──────── Provided records

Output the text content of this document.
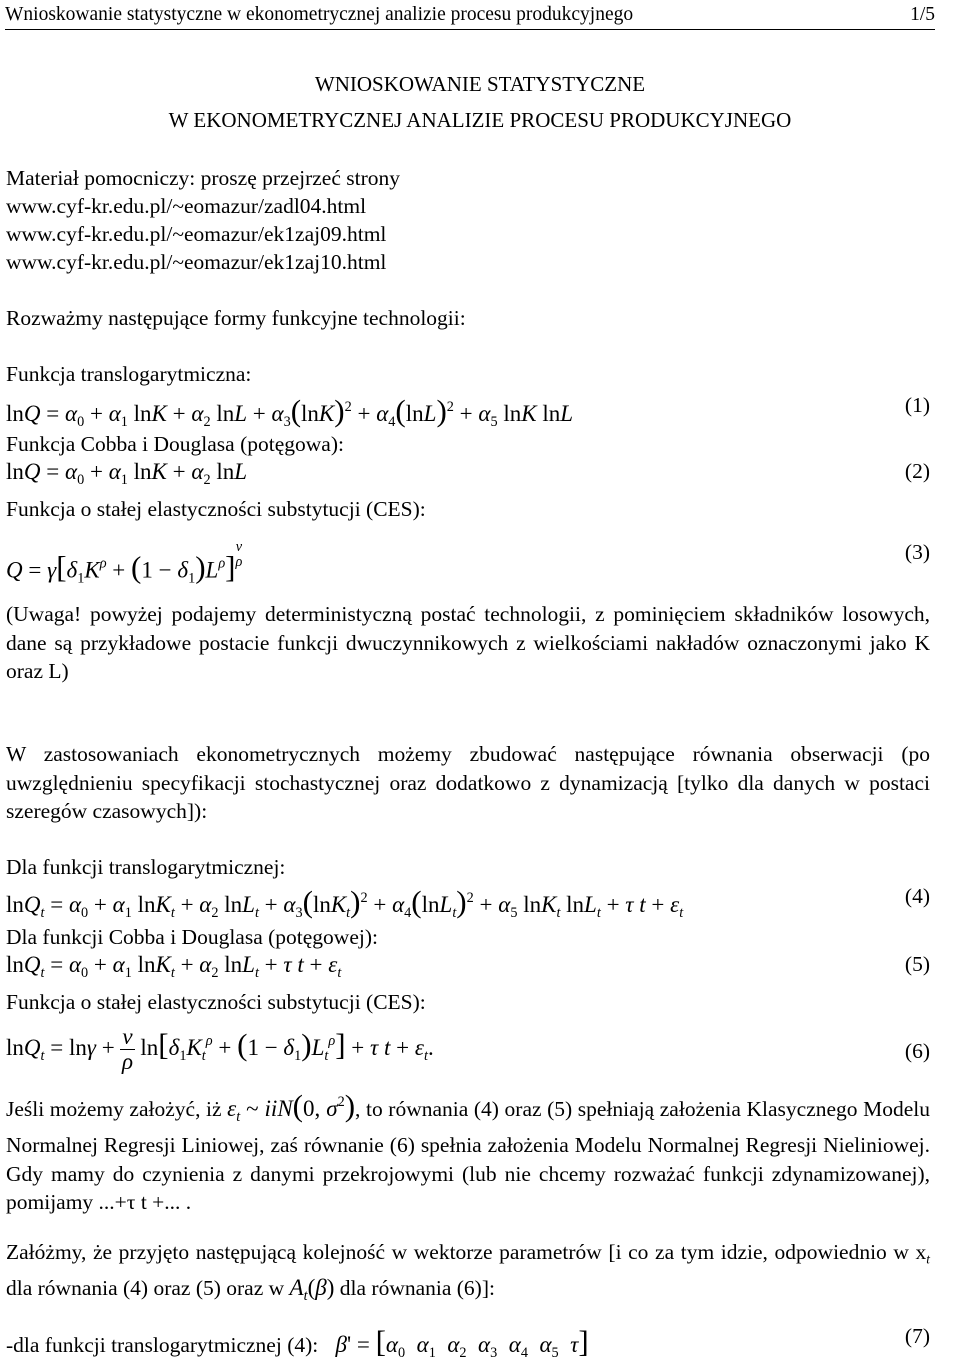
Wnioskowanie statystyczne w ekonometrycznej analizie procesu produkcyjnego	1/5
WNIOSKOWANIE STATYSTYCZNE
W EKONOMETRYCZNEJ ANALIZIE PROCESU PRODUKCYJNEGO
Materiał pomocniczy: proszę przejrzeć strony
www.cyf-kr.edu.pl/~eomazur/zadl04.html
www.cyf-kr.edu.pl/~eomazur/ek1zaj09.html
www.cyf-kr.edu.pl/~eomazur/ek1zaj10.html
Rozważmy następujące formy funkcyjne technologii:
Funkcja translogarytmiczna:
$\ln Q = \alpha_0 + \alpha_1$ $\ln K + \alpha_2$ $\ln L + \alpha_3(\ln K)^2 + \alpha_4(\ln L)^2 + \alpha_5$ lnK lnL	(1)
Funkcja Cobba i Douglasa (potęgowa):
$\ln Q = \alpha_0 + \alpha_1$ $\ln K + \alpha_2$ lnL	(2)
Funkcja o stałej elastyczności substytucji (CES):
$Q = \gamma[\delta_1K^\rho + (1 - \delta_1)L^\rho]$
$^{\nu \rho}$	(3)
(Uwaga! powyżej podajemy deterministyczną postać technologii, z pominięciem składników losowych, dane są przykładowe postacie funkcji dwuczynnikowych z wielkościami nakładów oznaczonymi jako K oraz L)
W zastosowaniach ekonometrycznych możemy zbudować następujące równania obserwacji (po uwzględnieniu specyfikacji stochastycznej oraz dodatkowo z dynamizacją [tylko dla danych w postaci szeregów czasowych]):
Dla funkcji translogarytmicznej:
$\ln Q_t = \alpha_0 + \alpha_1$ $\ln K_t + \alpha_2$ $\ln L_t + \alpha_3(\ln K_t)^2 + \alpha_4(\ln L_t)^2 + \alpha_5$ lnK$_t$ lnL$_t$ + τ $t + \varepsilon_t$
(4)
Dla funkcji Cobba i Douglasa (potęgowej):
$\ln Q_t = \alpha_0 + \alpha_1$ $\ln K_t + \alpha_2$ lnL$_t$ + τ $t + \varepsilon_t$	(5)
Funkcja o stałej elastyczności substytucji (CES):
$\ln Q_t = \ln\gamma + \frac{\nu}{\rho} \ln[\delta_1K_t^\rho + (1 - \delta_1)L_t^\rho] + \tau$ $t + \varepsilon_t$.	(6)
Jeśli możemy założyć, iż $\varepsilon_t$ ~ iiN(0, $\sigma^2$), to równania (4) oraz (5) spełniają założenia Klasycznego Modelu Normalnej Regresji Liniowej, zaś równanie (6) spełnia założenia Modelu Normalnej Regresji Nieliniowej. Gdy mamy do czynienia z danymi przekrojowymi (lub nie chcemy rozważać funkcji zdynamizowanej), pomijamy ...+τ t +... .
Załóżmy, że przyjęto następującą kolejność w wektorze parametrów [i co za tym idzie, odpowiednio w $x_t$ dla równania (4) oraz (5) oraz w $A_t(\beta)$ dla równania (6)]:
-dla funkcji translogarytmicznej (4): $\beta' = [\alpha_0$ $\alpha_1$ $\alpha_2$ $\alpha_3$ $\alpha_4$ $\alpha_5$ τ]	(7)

────────────────
──────── Provided records

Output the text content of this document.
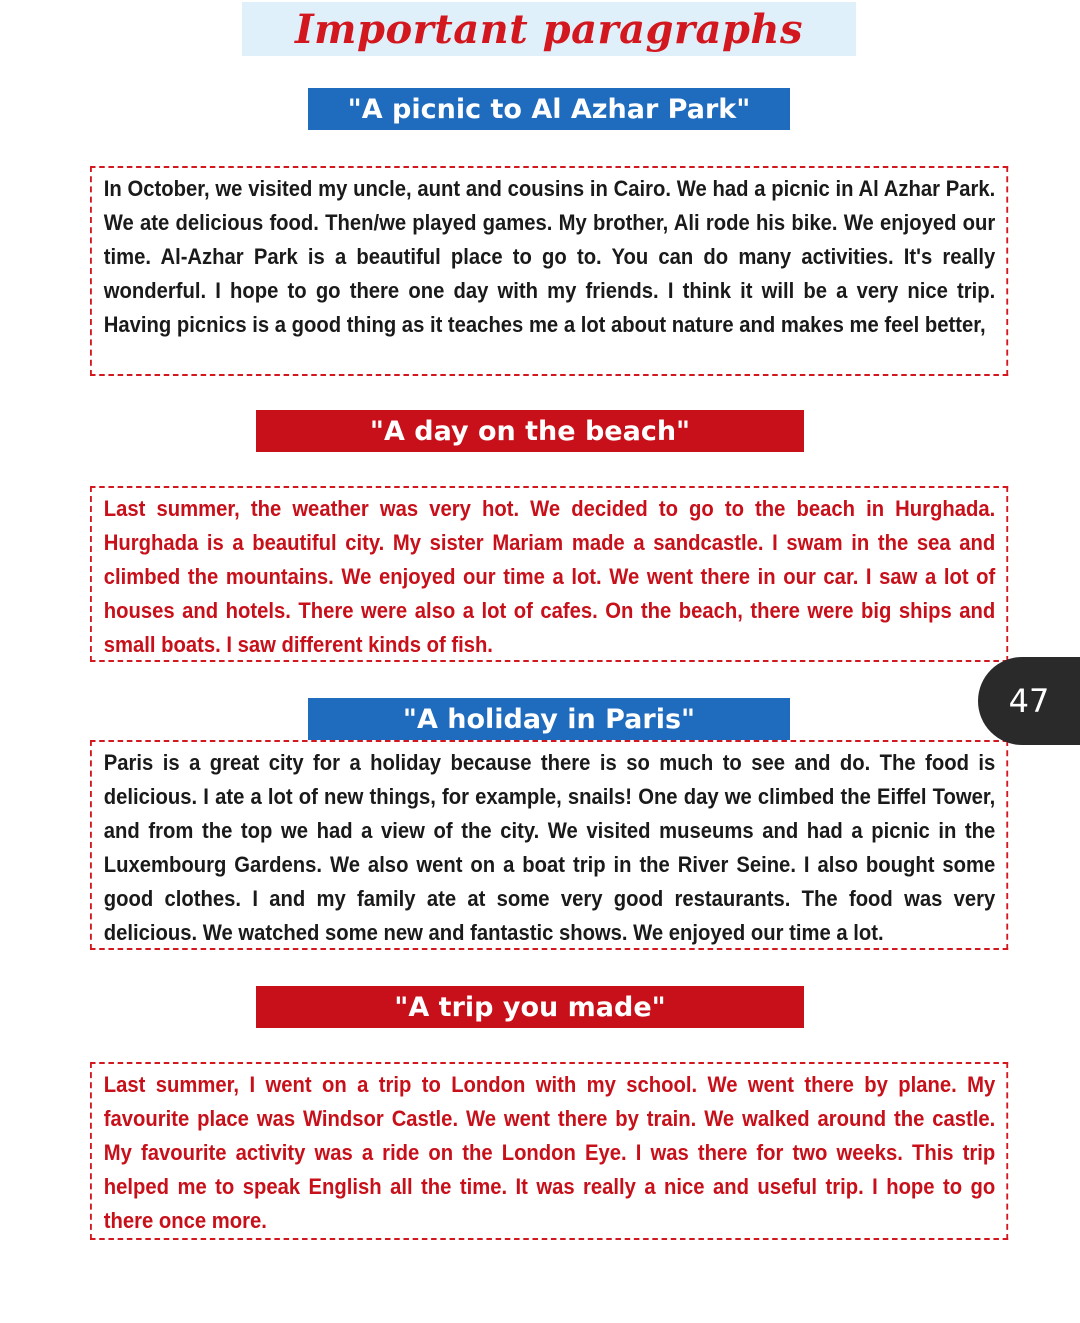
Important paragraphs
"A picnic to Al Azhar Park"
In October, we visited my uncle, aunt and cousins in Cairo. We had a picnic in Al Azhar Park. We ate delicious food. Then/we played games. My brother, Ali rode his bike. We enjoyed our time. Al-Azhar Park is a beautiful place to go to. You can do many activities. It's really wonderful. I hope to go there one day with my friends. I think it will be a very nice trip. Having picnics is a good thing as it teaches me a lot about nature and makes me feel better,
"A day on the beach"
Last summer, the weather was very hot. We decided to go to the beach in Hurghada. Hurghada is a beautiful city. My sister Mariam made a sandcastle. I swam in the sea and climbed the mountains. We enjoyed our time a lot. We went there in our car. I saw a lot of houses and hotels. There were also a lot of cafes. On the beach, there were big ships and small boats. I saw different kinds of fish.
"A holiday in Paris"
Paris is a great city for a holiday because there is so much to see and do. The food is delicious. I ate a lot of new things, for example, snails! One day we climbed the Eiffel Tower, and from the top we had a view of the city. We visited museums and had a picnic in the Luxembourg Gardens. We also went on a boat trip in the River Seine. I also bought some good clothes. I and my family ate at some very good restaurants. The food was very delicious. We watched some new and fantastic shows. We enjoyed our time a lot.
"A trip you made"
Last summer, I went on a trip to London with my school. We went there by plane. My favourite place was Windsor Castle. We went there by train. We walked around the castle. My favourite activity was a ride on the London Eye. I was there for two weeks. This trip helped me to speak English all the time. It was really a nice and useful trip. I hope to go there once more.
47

────────────────

Task
All lines above containing the string "with" are to be collected.

The answer
In October, we visited my uncle, aunt and cousins in Cairo. We had a picnic in Al Azhar Park. We ate delicious food. Then/we played games. My brother, Ali rode his bike. We enjoyed our time. Al-Azhar Park is a beautiful place to go to. You can do many activities. It's really wonderful. I hope to go there one day with my friends. I think it will be a very nice trip. Having picnics is a good thing as it teaches me a lot about nature and makes me feel better,
Last summer, I went on a trip to London with my school. We went there by plane. My favourite place was Windsor Castle. We went there by train. We walked around the castle. My favourite activity was a ride on the London Eye. I was there for two weeks. This trip helped me to speak English all the time. It was really a nice and useful trip. I hope to go there once more.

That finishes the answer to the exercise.